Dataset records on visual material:
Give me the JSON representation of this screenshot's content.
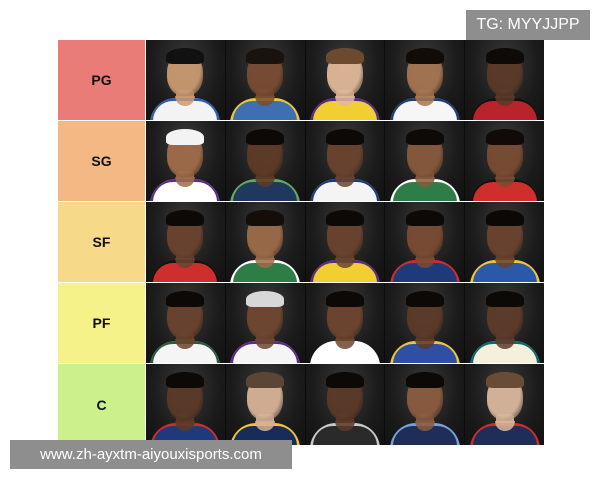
{
  "tag_label": "TG: MYYJJPP",
  "tiers": [
    {
      "label": "PG",
      "color": "#e97c77",
      "players": [
        {
          "skin": "#c99a72",
          "jersey": "#f3f3f3",
          "accent": "#2f5fb3",
          "hair": "#111"
        },
        {
          "skin": "#7a4c33",
          "jersey": "#3e6fb0",
          "accent": "#f0c43a",
          "hair": "#1a120e"
        },
        {
          "skin": "#e0b898",
          "jersey": "#f1cf33",
          "accent": "#5a2c87",
          "hair": "#6b4a2f"
        },
        {
          "skin": "#a57553",
          "jersey": "#f6f6f6",
          "accent": "#1d3f7a",
          "hair": "#120c08"
        },
        {
          "skin": "#5b3a28",
          "jersey": "#b8232c",
          "accent": "#111111",
          "hair": "#0e0a08"
        }
      ]
    },
    {
      "label": "SG",
      "color": "#f3b884",
      "players": [
        {
          "skin": "#a06c4a",
          "jersey": "#ffffff",
          "accent": "#5b2f8b",
          "hair": "#f3f3f3"
        },
        {
          "skin": "#5e3a27",
          "jersey": "#20375f",
          "accent": "#66a860",
          "hair": "#0d0907"
        },
        {
          "skin": "#6a432e",
          "jersey": "#f4f4f4",
          "accent": "#1f3c7a",
          "hair": "#0d0907"
        },
        {
          "skin": "#87593c",
          "jersey": "#2e7d46",
          "accent": "#ffffff",
          "hair": "#0e0a08"
        },
        {
          "skin": "#7a4c33",
          "jersey": "#cf2f2c",
          "accent": "#111111",
          "hair": "#100b08"
        }
      ]
    },
    {
      "label": "SF",
      "color": "#f7d98a",
      "players": [
        {
          "skin": "#6a432e",
          "jersey": "#cd2e2e",
          "accent": "#111111",
          "hair": "#0d0907"
        },
        {
          "skin": "#9b6b49",
          "jersey": "#2e7d46",
          "accent": "#ffffff",
          "hair": "#140d09"
        },
        {
          "skin": "#6a432e",
          "jersey": "#f1cf33",
          "accent": "#5a2c87",
          "hair": "#0d0907"
        },
        {
          "skin": "#7a4c33",
          "jersey": "#1f3a7a",
          "accent": "#cc2d2d",
          "hair": "#0d0907"
        },
        {
          "skin": "#6a432e",
          "jersey": "#2b58a8",
          "accent": "#f0c43a",
          "hair": "#0b0806"
        }
      ]
    },
    {
      "label": "PF",
      "color": "#f6f28a",
      "players": [
        {
          "skin": "#6a432e",
          "jersey": "#f5f5f5",
          "accent": "#2a5e3c",
          "hair": "#0d0907"
        },
        {
          "skin": "#6f4731",
          "jersey": "#f5f5f5",
          "accent": "#5d2c88",
          "hair": "#d8d8d8"
        },
        {
          "skin": "#6d452f",
          "jersey": "#ffffff",
          "accent": "#ffffff",
          "hair": "#0d0907"
        },
        {
          "skin": "#5c3a28",
          "jersey": "#2e4fa3",
          "accent": "#f0c43a",
          "hair": "#0d0907"
        },
        {
          "skin": "#5e3b29",
          "jersey": "#f4f0dc",
          "accent": "#0f6a6f",
          "hair": "#0d0907"
        }
      ]
    },
    {
      "label": "C",
      "color": "#cbf08c",
      "players": [
        {
          "skin": "#5b3a28",
          "jersey": "#1f3a7a",
          "accent": "#cc2d2d",
          "hair": "#0d0907"
        },
        {
          "skin": "#d6b296",
          "jersey": "#182c5b",
          "accent": "#f0c43a",
          "hair": "#5b4536"
        },
        {
          "skin": "#5b3a28",
          "jersey": "#2a2a2a",
          "accent": "#c9c9c9",
          "hair": "#0d0907"
        },
        {
          "skin": "#8a5c40",
          "jersey": "#1e2e58",
          "accent": "#78a2d6",
          "hair": "#0d0907"
        },
        {
          "skin": "#d9b79c",
          "jersey": "#1e2e58",
          "accent": "#cc2d2d",
          "hair": "#6a4b35"
        }
      ]
    }
  ],
  "watermark_text": "www.zh-ayxtm-aiyouxisports.com"
}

§ **THE EXERCISE**
Leave the pictures out and reproduce each record exactly as written.

§ **ANSWER TO THE EXERCISE**
Give me the JSON representation of this screenshot's content.
{
  "tag_label": "TG: MYYJJPP",
  "tiers": [
    {
      "label": "PG",
      "color": "#e97c77",
      "players": [
        {
          "skin": "#c99a72",
          "jersey": "#f3f3f3",
          "accent": "#2f5fb3",
          "hair": "#111"
        },
        {
          "skin": "#7a4c33",
          "jersey": "#3e6fb0",
          "accent": "#f0c43a",
          "hair": "#1a120e"
        },
        {
          "skin": "#e0b898",
          "jersey": "#f1cf33",
          "accent": "#5a2c87",
          "hair": "#6b4a2f"
        },
        {
          "skin": "#a57553",
          "jersey": "#f6f6f6",
          "accent": "#1d3f7a",
          "hair": "#120c08"
        },
        {
          "skin": "#5b3a28",
          "jersey": "#b8232c",
          "accent": "#111111",
          "hair": "#0e0a08"
        }
      ]
    },
    {
      "label": "SG",
      "color": "#f3b884",
      "players": [
        {
          "skin": "#a06c4a",
          "jersey": "#ffffff",
          "accent": "#5b2f8b",
          "hair": "#f3f3f3"
        },
        {
          "skin": "#5e3a27",
          "jersey": "#20375f",
          "accent": "#66a860",
          "hair": "#0d0907"
        },
        {
          "skin": "#6a432e",
          "jersey": "#f4f4f4",
          "accent": "#1f3c7a",
          "hair": "#0d0907"
        },
        {
          "skin": "#87593c",
          "jersey": "#2e7d46",
          "accent": "#ffffff",
          "hair": "#0e0a08"
        },
        {
          "skin": "#7a4c33",
          "jersey": "#cf2f2c",
          "accent": "#111111",
          "hair": "#100b08"
        }
      ]
    },
    {
      "label": "SF",
      "color": "#f7d98a",
      "players": [
        {
          "skin": "#6a432e",
          "jersey": "#cd2e2e",
          "accent": "#111111",
          "hair": "#0d0907"
        },
        {
          "skin": "#9b6b49",
          "jersey": "#2e7d46",
          "accent": "#ffffff",
          "hair": "#140d09"
        },
        {
          "skin": "#6a432e",
          "jersey": "#f1cf33",
          "accent": "#5a2c87",
          "hair": "#0d0907"
        },
        {
          "skin": "#7a4c33",
          "jersey": "#1f3a7a",
          "accent": "#cc2d2d",
          "hair": "#0d0907"
        },
        {
          "skin": "#6a432e",
          "jersey": "#2b58a8",
          "accent": "#f0c43a",
          "hair": "#0b0806"
        }
      ]
    },
    {
      "label": "PF",
      "color": "#f6f28a",
      "players": [
        {
          "skin": "#6a432e",
          "jersey": "#f5f5f5",
          "accent": "#2a5e3c",
          "hair": "#0d0907"
        },
        {
          "skin": "#6f4731",
          "jersey": "#f5f5f5",
          "accent": "#5d2c88",
          "hair": "#d8d8d8"
        },
        {
          "skin": "#6d452f",
          "jersey": "#ffffff",
          "accent": "#ffffff",
          "hair": "#0d0907"
        },
        {
          "skin": "#5c3a28",
          "jersey": "#2e4fa3",
          "accent": "#f0c43a",
          "hair": "#0d0907"
        },
        {
          "skin": "#5e3b29",
          "jersey": "#f4f0dc",
          "accent": "#0f6a6f",
          "hair": "#0d0907"
        }
      ]
    },
    {
      "label": "C",
      "color": "#cbf08c",
      "players": [
        {
          "skin": "#5b3a28",
          "jersey": "#1f3a7a",
          "accent": "#cc2d2d",
          "hair": "#0d0907"
        },
        {
          "skin": "#d6b296",
          "jersey": "#182c5b",
          "accent": "#f0c43a",
          "hair": "#5b4536"
        },
        {
          "skin": "#5b3a28",
          "jersey": "#2a2a2a",
          "accent": "#c9c9c9",
          "hair": "#0d0907"
        },
        {
          "skin": "#8a5c40",
          "jersey": "#1e2e58",
          "accent": "#78a2d6",
          "hair": "#0d0907"
        },
        {
          "skin": "#d9b79c",
          "jersey": "#1e2e58",
          "accent": "#cc2d2d",
          "hair": "#6a4b35"
        }
      ]
    }
  ],
  "watermark_text": "www.zh-ayxtm-aiyouxisports.com"
}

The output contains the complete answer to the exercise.